[Rows from a figure dataset]
◇ ◇ ◇ ◇ ◇ ◇ ◇
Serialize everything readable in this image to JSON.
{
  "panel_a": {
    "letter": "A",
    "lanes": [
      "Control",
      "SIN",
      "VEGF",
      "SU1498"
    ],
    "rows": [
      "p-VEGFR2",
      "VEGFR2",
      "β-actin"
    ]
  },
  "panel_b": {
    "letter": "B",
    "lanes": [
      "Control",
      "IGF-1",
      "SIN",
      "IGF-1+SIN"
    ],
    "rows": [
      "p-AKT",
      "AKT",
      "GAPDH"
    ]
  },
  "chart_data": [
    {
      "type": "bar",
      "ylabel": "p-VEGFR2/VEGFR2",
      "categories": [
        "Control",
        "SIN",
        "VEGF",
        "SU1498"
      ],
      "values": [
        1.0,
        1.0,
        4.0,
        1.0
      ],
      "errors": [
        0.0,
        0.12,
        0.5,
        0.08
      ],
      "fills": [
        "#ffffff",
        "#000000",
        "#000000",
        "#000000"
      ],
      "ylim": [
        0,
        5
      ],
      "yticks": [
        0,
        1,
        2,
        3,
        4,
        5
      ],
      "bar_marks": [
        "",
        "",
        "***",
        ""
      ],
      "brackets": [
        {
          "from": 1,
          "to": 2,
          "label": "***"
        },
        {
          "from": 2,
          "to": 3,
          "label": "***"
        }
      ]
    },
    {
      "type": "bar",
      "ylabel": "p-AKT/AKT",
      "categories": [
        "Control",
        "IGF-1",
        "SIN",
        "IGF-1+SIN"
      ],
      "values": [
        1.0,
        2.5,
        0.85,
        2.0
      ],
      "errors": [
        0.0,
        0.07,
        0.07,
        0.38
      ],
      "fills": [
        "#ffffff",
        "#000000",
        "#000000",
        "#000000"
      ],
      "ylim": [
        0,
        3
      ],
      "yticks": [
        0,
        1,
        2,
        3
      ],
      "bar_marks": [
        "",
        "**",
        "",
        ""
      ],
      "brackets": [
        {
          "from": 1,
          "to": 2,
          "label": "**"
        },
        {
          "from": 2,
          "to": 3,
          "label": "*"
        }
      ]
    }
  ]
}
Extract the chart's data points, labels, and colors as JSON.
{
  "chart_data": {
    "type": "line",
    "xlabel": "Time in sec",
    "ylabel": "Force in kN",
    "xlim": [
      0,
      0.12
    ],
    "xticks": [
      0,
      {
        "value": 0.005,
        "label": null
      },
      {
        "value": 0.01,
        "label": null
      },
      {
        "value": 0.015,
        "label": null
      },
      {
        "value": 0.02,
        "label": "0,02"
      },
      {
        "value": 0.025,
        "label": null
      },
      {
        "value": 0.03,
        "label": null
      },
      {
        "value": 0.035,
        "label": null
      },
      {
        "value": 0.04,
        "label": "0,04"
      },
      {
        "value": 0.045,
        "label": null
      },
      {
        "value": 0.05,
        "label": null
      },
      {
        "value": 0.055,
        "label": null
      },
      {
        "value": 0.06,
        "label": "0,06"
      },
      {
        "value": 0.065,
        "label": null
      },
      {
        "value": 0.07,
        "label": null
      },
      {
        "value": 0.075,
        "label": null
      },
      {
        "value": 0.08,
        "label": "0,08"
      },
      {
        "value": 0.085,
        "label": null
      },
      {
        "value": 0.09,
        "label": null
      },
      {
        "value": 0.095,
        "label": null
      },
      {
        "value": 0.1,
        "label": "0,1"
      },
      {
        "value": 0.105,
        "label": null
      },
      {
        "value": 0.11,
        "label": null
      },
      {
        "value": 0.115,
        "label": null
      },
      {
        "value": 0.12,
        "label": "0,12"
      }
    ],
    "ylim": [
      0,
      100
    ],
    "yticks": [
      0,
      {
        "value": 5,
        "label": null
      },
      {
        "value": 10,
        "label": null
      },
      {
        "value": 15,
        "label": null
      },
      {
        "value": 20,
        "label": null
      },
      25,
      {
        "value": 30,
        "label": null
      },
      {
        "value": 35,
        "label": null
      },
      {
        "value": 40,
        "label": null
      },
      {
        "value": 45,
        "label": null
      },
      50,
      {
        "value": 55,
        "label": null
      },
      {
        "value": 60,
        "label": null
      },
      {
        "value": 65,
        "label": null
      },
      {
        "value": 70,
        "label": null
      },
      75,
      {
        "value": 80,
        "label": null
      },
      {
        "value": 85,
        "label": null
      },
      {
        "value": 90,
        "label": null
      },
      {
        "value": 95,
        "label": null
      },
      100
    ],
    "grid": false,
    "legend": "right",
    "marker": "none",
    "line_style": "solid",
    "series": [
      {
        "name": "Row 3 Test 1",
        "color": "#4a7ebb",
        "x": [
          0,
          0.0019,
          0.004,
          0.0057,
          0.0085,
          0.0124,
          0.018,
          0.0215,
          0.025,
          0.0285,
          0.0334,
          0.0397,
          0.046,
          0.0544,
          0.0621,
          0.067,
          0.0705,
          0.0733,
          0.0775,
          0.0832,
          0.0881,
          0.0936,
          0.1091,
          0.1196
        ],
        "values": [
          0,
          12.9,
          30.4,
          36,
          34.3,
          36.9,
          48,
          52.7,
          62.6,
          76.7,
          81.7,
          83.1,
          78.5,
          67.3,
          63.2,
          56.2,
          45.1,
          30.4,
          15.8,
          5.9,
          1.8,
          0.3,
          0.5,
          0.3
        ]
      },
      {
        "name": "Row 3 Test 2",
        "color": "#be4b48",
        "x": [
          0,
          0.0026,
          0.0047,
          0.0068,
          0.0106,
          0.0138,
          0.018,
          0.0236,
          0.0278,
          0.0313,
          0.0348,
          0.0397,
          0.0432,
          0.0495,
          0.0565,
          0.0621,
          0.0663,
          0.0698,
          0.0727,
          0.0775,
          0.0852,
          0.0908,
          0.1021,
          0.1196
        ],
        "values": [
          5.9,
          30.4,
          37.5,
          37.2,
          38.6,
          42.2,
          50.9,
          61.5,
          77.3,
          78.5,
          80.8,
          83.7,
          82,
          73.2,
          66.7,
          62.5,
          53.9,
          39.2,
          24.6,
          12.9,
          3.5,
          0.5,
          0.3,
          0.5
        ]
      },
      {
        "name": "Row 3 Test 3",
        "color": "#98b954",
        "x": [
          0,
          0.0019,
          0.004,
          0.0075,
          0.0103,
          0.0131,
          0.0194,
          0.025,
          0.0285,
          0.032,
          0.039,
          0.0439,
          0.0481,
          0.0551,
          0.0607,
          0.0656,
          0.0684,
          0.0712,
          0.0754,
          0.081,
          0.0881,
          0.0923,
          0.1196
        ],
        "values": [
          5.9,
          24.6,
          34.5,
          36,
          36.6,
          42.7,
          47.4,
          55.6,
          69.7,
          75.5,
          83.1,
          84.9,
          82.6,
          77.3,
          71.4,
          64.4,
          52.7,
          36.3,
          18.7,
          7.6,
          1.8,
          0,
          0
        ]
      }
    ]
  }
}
◇ ◇ ◇ ◇ ◇ ◇ ◇
## Brief:
Every record should be repeated exactly; please leave none out.

## Solution to the problem:
Serialize everything readable in this image to JSON.
{
  "panel_a": {
    "letter": "A",
    "lanes": [
      "Control",
      "SIN",
      "VEGF",
      "SU1498"
    ],
    "rows": [
      "p-VEGFR2",
      "VEGFR2",
      "β-actin"
    ]
  },
  "panel_b": {
    "letter": "B",
    "lanes": [
      "Control",
      "IGF-1",
      "SIN",
      "IGF-1+SIN"
    ],
    "rows": [
      "p-AKT",
      "AKT",
      "GAPDH"
    ]
  },
  "chart_data": [
    {
      "type": "bar",
      "ylabel": "p-VEGFR2/VEGFR2",
      "categories": [
        "Control",
        "SIN",
        "VEGF",
        "SU1498"
      ],
      "values": [
        1.0,
        1.0,
        4.0,
        1.0
      ],
      "errors": [
        0.0,
        0.12,
        0.5,
        0.08
      ],
      "fills": [
        "#ffffff",
        "#000000",
        "#000000",
        "#000000"
      ],
      "ylim": [
        0,
        5
      ],
      "yticks": [
        0,
        1,
        2,
        3,
        4,
        5
      ],
      "bar_marks": [
        "",
        "",
        "***",
        ""
      ],
      "brackets": [
        {
          "from": 1,
          "to": 2,
          "label": "***"
        },
        {
          "from": 2,
          "to": 3,
          "label": "***"
        }
      ]
    },
    {
      "type": "bar",
      "ylabel": "p-AKT/AKT",
      "categories": [
        "Control",
        "IGF-1",
        "SIN",
        "IGF-1+SIN"
      ],
      "values": [
        1.0,
        2.5,
        0.85,
        2.0
      ],
      "errors": [
        0.0,
        0.07,
        0.07,
        0.38
      ],
      "fills": [
        "#ffffff",
        "#000000",
        "#000000",
        "#000000"
      ],
      "ylim": [
        0,
        3
      ],
      "yticks": [
        0,
        1,
        2,
        3
      ],
      "bar_marks": [
        "",
        "**",
        "",
        ""
      ],
      "brackets": [
        {
          "from": 1,
          "to": 2,
          "label": "**"
        },
        {
          "from": 2,
          "to": 3,
          "label": "*"
        }
      ]
    }
  ]
}
Extract the chart's data points, labels, and colors as JSON.
{
  "chart_data": {
    "type": "line",
    "xlabel": "Time in sec",
    "ylabel": "Force in kN",
    "xlim": [
      0,
      0.12
    ],
    "xticks": [
      0,
      {
        "value": 0.005,
        "label": null
      },
      {
        "value": 0.01,
        "label": null
      },
      {
        "value": 0.015,
        "label": null
      },
      {
        "value": 0.02,
        "label": "0,02"
      },
      {
        "value": 0.025,
        "label": null
      },
      {
        "value": 0.03,
        "label": null
      },
      {
        "value": 0.035,
        "label": null
      },
      {
        "value": 0.04,
        "label": "0,04"
      },
      {
        "value": 0.045,
        "label": null
      },
      {
        "value": 0.05,
        "label": null
      },
      {
        "value": 0.055,
        "label": null
      },
      {
        "value": 0.06,
        "label": "0,06"
      },
      {
        "value": 0.065,
        "label": null
      },
      {
        "value": 0.07,
        "label": null
      },
      {
        "value": 0.075,
        "label": null
      },
      {
        "value": 0.08,
        "label": "0,08"
      },
      {
        "value": 0.085,
        "label": null
      },
      {
        "value": 0.09,
        "label": null
      },
      {
        "value": 0.095,
        "label": null
      },
      {
        "value": 0.1,
        "label": "0,1"
      },
      {
        "value": 0.105,
        "label": null
      },
      {
        "value": 0.11,
        "label": null
      },
      {
        "value": 0.115,
        "label": null
      },
      {
        "value": 0.12,
        "label": "0,12"
      }
    ],
    "ylim": [
      0,
      100
    ],
    "yticks": [
      0,
      {
        "value": 5,
        "label": null
      },
      {
        "value": 10,
        "label": null
      },
      {
        "value": 15,
        "label": null
      },
      {
        "value": 20,
        "label": null
      },
      25,
      {
        "value": 30,
        "label": null
      },
      {
        "value": 35,
        "label": null
      },
      {
        "value": 40,
        "label": null
      },
      {
        "value": 45,
        "label": null
      },
      50,
      {
        "value": 55,
        "label": null
      },
      {
        "value": 60,
        "label": null
      },
      {
        "value": 65,
        "label": null
      },
      {
        "value": 70,
        "label": null
      },
      75,
      {
        "value": 80,
        "label": null
      },
      {
        "value": 85,
        "label": null
      },
      {
        "value": 90,
        "label": null
      },
      {
        "value": 95,
        "label": null
      },
      100
    ],
    "grid": false,
    "legend": "right",
    "marker": "none",
    "line_style": "solid",
    "series": [
      {
        "name": "Row 3 Test 1",
        "color": "#4a7ebb",
        "x": [
          0,
          0.0019,
          0.004,
          0.0057,
          0.0085,
          0.0124,
          0.018,
          0.0215,
          0.025,
          0.0285,
          0.0334,
          0.0397,
          0.046,
          0.0544,
          0.0621,
          0.067,
          0.0705,
          0.0733,
          0.0775,
          0.0832,
          0.0881,
          0.0936,
          0.1091,
          0.1196
        ],
        "values": [
          0,
          12.9,
          30.4,
          36,
          34.3,
          36.9,
          48,
          52.7,
          62.6,
          76.7,
          81.7,
          83.1,
          78.5,
          67.3,
          63.2,
          56.2,
          45.1,
          30.4,
          15.8,
          5.9,
          1.8,
          0.3,
          0.5,
          0.3
        ]
      },
      {
        "name": "Row 3 Test 2",
        "color": "#be4b48",
        "x": [
          0,
          0.0026,
          0.0047,
          0.0068,
          0.0106,
          0.0138,
          0.018,
          0.0236,
          0.0278,
          0.0313,
          0.0348,
          0.0397,
          0.0432,
          0.0495,
          0.0565,
          0.0621,
          0.0663,
          0.0698,
          0.0727,
          0.0775,
          0.0852,
          0.0908,
          0.1021,
          0.1196
        ],
        "values": [
          5.9,
          30.4,
          37.5,
          37.2,
          38.6,
          42.2,
          50.9,
          61.5,
          77.3,
          78.5,
          80.8,
          83.7,
          82,
          73.2,
          66.7,
          62.5,
          53.9,
          39.2,
          24.6,
          12.9,
          3.5,
          0.5,
          0.3,
          0.5
        ]
      },
      {
        "name": "Row 3 Test 3",
        "color": "#98b954",
        "x": [
          0,
          0.0019,
          0.004,
          0.0075,
          0.0103,
          0.0131,
          0.0194,
          0.025,
          0.0285,
          0.032,
          0.039,
          0.0439,
          0.0481,
          0.0551,
          0.0607,
          0.0656,
          0.0684,
          0.0712,
          0.0754,
          0.081,
          0.0881,
          0.0923,
          0.1196
        ],
        "values": [
          5.9,
          24.6,
          34.5,
          36,
          36.6,
          42.7,
          47.4,
          55.6,
          69.7,
          75.5,
          83.1,
          84.9,
          82.6,
          77.3,
          71.4,
          64.4,
          52.7,
          36.3,
          18.7,
          7.6,
          1.8,
          0,
          0
        ]
      }
    ]
  }
}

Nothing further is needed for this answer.